---------- RECORDED INFORMATION ----------

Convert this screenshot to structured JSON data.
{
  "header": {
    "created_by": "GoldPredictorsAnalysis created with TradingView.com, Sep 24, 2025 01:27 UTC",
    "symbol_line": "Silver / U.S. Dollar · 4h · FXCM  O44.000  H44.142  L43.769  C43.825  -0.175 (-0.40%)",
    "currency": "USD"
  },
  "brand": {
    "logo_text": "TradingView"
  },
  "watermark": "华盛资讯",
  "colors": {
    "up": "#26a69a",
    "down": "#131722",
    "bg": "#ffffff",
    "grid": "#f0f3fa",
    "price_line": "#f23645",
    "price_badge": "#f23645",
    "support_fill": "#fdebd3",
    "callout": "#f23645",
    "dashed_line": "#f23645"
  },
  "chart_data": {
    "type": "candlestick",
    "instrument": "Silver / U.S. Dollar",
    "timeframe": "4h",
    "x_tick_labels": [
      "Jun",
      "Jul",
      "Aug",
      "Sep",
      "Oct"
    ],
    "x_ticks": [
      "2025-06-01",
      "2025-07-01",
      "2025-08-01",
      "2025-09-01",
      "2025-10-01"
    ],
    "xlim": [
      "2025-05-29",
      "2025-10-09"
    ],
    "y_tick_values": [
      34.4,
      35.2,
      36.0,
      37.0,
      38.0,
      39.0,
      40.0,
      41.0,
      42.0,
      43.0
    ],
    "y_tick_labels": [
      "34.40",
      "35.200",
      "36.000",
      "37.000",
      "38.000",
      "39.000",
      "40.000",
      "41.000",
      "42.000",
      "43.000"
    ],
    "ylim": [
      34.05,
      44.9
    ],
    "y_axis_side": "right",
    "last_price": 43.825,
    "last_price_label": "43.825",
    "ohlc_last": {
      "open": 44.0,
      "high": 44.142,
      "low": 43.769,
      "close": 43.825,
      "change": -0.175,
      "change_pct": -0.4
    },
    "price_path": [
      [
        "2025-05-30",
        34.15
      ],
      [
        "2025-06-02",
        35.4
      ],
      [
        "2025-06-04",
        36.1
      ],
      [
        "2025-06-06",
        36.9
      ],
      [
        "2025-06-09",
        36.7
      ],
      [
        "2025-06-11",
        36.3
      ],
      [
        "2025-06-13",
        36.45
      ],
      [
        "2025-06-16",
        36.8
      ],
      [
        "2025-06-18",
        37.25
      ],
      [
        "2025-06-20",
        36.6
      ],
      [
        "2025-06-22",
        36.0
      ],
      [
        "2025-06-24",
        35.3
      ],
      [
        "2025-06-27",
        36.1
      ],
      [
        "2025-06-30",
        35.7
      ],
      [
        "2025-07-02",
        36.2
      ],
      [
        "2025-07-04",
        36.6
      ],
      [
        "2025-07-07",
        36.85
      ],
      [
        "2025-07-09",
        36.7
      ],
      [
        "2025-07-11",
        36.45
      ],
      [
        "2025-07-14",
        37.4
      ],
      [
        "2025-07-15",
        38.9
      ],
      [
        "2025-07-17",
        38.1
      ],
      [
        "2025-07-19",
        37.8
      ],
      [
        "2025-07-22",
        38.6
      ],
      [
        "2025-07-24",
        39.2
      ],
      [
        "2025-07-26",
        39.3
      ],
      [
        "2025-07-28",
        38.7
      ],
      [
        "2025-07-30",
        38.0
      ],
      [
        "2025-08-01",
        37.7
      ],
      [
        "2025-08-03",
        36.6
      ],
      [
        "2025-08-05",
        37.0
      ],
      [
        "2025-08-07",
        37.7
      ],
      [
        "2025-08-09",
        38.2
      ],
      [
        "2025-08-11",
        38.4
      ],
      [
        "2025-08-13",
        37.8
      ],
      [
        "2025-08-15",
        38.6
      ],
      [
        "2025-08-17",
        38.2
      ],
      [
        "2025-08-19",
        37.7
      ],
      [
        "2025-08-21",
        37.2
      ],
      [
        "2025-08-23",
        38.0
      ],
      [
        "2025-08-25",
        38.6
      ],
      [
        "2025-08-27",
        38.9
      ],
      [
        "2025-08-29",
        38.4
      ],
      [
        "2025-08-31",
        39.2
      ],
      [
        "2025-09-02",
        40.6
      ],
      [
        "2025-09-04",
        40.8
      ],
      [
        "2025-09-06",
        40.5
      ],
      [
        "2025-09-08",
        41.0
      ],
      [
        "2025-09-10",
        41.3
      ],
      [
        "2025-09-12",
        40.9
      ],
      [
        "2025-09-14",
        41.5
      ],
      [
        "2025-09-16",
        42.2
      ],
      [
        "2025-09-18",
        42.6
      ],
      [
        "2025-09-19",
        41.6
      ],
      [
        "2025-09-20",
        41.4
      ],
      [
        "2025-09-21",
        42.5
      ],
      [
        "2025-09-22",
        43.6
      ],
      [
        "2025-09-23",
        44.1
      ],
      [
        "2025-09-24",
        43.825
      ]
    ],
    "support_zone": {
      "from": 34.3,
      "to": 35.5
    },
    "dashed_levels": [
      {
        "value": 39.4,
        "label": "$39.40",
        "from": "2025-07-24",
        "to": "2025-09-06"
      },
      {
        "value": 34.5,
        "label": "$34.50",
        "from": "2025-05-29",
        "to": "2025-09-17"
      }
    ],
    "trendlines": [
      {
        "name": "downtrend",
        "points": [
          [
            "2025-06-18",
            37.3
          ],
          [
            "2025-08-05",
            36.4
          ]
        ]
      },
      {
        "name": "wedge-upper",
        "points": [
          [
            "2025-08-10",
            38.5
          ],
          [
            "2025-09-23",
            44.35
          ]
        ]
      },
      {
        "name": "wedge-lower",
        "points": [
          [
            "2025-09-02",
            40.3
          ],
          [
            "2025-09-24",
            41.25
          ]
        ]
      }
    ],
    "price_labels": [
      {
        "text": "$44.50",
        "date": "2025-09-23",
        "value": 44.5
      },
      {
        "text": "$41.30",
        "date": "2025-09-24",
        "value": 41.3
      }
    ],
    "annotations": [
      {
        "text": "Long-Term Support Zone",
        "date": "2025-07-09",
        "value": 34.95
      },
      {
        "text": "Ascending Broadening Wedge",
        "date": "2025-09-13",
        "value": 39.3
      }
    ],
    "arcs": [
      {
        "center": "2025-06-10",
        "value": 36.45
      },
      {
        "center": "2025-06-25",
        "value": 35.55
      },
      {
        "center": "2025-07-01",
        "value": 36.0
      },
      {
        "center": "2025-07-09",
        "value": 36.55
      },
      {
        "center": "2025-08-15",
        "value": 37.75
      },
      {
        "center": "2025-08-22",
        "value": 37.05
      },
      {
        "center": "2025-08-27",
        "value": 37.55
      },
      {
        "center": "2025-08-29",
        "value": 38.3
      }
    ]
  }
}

----------

TASK BRIEF - Print the records above exactly as they appear.

PROBLEM SOLUTION -
Convert this screenshot to structured JSON data.
{
  "header": {
    "created_by": "GoldPredictorsAnalysis created with TradingView.com, Sep 24, 2025 01:27 UTC",
    "symbol_line": "Silver / U.S. Dollar · 4h · FXCM  O44.000  H44.142  L43.769  C43.825  -0.175 (-0.40%)",
    "currency": "USD"
  },
  "brand": {
    "logo_text": "TradingView"
  },
  "watermark": "华盛资讯",
  "colors": {
    "up": "#26a69a",
    "down": "#131722",
    "bg": "#ffffff",
    "grid": "#f0f3fa",
    "price_line": "#f23645",
    "price_badge": "#f23645",
    "support_fill": "#fdebd3",
    "callout": "#f23645",
    "dashed_line": "#f23645"
  },
  "chart_data": {
    "type": "candlestick",
    "instrument": "Silver / U.S. Dollar",
    "timeframe": "4h",
    "x_tick_labels": [
      "Jun",
      "Jul",
      "Aug",
      "Sep",
      "Oct"
    ],
    "x_ticks": [
      "2025-06-01",
      "2025-07-01",
      "2025-08-01",
      "2025-09-01",
      "2025-10-01"
    ],
    "xlim": [
      "2025-05-29",
      "2025-10-09"
    ],
    "y_tick_values": [
      34.4,
      35.2,
      36.0,
      37.0,
      38.0,
      39.0,
      40.0,
      41.0,
      42.0,
      43.0
    ],
    "y_tick_labels": [
      "34.40",
      "35.200",
      "36.000",
      "37.000",
      "38.000",
      "39.000",
      "40.000",
      "41.000",
      "42.000",
      "43.000"
    ],
    "ylim": [
      34.05,
      44.9
    ],
    "y_axis_side": "right",
    "last_price": 43.825,
    "last_price_label": "43.825",
    "ohlc_last": {
      "open": 44.0,
      "high": 44.142,
      "low": 43.769,
      "close": 43.825,
      "change": -0.175,
      "change_pct": -0.4
    },
    "price_path": [
      [
        "2025-05-30",
        34.15
      ],
      [
        "2025-06-02",
        35.4
      ],
      [
        "2025-06-04",
        36.1
      ],
      [
        "2025-06-06",
        36.9
      ],
      [
        "2025-06-09",
        36.7
      ],
      [
        "2025-06-11",
        36.3
      ],
      [
        "2025-06-13",
        36.45
      ],
      [
        "2025-06-16",
        36.8
      ],
      [
        "2025-06-18",
        37.25
      ],
      [
        "2025-06-20",
        36.6
      ],
      [
        "2025-06-22",
        36.0
      ],
      [
        "2025-06-24",
        35.3
      ],
      [
        "2025-06-27",
        36.1
      ],
      [
        "2025-06-30",
        35.7
      ],
      [
        "2025-07-02",
        36.2
      ],
      [
        "2025-07-04",
        36.6
      ],
      [
        "2025-07-07",
        36.85
      ],
      [
        "2025-07-09",
        36.7
      ],
      [
        "2025-07-11",
        36.45
      ],
      [
        "2025-07-14",
        37.4
      ],
      [
        "2025-07-15",
        38.9
      ],
      [
        "2025-07-17",
        38.1
      ],
      [
        "2025-07-19",
        37.8
      ],
      [
        "2025-07-22",
        38.6
      ],
      [
        "2025-07-24",
        39.2
      ],
      [
        "2025-07-26",
        39.3
      ],
      [
        "2025-07-28",
        38.7
      ],
      [
        "2025-07-30",
        38.0
      ],
      [
        "2025-08-01",
        37.7
      ],
      [
        "2025-08-03",
        36.6
      ],
      [
        "2025-08-05",
        37.0
      ],
      [
        "2025-08-07",
        37.7
      ],
      [
        "2025-08-09",
        38.2
      ],
      [
        "2025-08-11",
        38.4
      ],
      [
        "2025-08-13",
        37.8
      ],
      [
        "2025-08-15",
        38.6
      ],
      [
        "2025-08-17",
        38.2
      ],
      [
        "2025-08-19",
        37.7
      ],
      [
        "2025-08-21",
        37.2
      ],
      [
        "2025-08-23",
        38.0
      ],
      [
        "2025-08-25",
        38.6
      ],
      [
        "2025-08-27",
        38.9
      ],
      [
        "2025-08-29",
        38.4
      ],
      [
        "2025-08-31",
        39.2
      ],
      [
        "2025-09-02",
        40.6
      ],
      [
        "2025-09-04",
        40.8
      ],
      [
        "2025-09-06",
        40.5
      ],
      [
        "2025-09-08",
        41.0
      ],
      [
        "2025-09-10",
        41.3
      ],
      [
        "2025-09-12",
        40.9
      ],
      [
        "2025-09-14",
        41.5
      ],
      [
        "2025-09-16",
        42.2
      ],
      [
        "2025-09-18",
        42.6
      ],
      [
        "2025-09-19",
        41.6
      ],
      [
        "2025-09-20",
        41.4
      ],
      [
        "2025-09-21",
        42.5
      ],
      [
        "2025-09-22",
        43.6
      ],
      [
        "2025-09-23",
        44.1
      ],
      [
        "2025-09-24",
        43.825
      ]
    ],
    "support_zone": {
      "from": 34.3,
      "to": 35.5
    },
    "dashed_levels": [
      {
        "value": 39.4,
        "label": "$39.40",
        "from": "2025-07-24",
        "to": "2025-09-06"
      },
      {
        "value": 34.5,
        "label": "$34.50",
        "from": "2025-05-29",
        "to": "2025-09-17"
      }
    ],
    "trendlines": [
      {
        "name": "downtrend",
        "points": [
          [
            "2025-06-18",
            37.3
          ],
          [
            "2025-08-05",
            36.4
          ]
        ]
      },
      {
        "name": "wedge-upper",
        "points": [
          [
            "2025-08-10",
            38.5
          ],
          [
            "2025-09-23",
            44.35
          ]
        ]
      },
      {
        "name": "wedge-lower",
        "points": [
          [
            "2025-09-02",
            40.3
          ],
          [
            "2025-09-24",
            41.25
          ]
        ]
      }
    ],
    "price_labels": [
      {
        "text": "$44.50",
        "date": "2025-09-23",
        "value": 44.5
      },
      {
        "text": "$41.30",
        "date": "2025-09-24",
        "value": 41.3
      }
    ],
    "annotations": [
      {
        "text": "Long-Term Support Zone",
        "date": "2025-07-09",
        "value": 34.95
      },
      {
        "text": "Ascending Broadening Wedge",
        "date": "2025-09-13",
        "value": 39.3
      }
    ],
    "arcs": [
      {
        "center": "2025-06-10",
        "value": 36.45
      },
      {
        "center": "2025-06-25",
        "value": 35.55
      },
      {
        "center": "2025-07-01",
        "value": 36.0
      },
      {
        "center": "2025-07-09",
        "value": 36.55
      },
      {
        "center": "2025-08-15",
        "value": 37.75
      },
      {
        "center": "2025-08-22",
        "value": 37.05
      },
      {
        "center": "2025-08-27",
        "value": 37.55
      },
      {
        "center": "2025-08-29",
        "value": 38.3
      }
    ]
  }
}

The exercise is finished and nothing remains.